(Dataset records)
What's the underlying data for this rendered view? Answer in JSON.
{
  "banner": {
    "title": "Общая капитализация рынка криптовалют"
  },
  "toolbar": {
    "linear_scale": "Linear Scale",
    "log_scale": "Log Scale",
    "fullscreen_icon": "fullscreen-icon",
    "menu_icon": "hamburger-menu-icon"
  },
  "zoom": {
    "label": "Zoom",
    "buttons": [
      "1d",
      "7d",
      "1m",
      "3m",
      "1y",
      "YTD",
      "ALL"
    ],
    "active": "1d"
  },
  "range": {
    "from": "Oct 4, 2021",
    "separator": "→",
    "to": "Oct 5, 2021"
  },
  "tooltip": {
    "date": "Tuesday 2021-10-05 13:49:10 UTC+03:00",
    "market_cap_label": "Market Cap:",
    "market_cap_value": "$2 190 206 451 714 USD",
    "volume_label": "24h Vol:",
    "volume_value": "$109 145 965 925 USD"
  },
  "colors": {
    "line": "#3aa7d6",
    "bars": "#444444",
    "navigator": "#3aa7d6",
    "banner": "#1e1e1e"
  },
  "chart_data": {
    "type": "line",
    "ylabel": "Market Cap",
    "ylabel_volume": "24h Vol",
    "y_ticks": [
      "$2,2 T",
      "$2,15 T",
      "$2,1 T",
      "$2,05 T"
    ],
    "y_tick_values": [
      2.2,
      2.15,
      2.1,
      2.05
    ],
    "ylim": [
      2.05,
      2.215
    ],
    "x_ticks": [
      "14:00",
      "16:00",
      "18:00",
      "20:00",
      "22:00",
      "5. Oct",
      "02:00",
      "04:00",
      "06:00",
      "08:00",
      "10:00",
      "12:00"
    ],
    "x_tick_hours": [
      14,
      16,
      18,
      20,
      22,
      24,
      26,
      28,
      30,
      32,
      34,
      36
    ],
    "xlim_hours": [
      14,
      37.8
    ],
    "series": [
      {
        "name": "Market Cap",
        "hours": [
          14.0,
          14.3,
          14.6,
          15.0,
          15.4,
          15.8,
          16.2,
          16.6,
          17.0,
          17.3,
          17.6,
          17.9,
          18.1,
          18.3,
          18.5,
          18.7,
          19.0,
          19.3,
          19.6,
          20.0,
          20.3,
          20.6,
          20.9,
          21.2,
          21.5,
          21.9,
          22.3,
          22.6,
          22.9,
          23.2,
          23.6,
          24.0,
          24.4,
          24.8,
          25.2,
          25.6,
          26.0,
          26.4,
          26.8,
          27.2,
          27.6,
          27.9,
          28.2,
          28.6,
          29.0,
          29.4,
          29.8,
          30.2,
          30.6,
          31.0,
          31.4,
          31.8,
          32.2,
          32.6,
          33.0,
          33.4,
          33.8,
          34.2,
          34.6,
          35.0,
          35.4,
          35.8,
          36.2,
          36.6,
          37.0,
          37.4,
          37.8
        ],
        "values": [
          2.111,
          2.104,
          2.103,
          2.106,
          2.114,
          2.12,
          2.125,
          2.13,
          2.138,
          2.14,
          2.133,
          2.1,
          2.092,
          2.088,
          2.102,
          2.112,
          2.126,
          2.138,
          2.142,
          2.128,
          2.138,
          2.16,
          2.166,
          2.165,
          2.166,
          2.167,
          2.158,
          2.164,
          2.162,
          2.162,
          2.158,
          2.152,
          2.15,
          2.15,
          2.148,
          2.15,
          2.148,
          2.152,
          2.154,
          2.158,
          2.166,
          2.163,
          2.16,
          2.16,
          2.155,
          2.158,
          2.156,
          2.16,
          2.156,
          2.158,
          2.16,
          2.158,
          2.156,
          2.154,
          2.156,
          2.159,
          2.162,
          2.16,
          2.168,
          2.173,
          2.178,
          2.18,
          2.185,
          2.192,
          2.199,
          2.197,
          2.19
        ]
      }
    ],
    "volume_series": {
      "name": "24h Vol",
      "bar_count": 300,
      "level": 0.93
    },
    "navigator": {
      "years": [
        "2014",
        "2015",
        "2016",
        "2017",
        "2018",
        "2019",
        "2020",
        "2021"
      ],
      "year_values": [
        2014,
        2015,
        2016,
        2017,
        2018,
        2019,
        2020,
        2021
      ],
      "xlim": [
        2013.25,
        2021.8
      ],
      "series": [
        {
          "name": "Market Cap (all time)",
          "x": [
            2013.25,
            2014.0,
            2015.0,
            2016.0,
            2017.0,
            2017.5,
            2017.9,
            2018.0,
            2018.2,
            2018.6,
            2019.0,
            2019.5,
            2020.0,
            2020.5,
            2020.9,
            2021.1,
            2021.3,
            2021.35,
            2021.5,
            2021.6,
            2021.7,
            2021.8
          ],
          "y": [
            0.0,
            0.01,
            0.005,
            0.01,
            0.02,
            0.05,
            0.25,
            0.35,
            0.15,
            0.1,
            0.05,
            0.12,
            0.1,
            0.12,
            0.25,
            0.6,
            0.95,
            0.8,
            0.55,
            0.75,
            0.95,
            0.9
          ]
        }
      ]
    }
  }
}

» Exercise
Please list every line of the records that contains "Scale".

» Complete output
    "linear_scale": "Linear Scale",
    "log_scale": "Log Scale",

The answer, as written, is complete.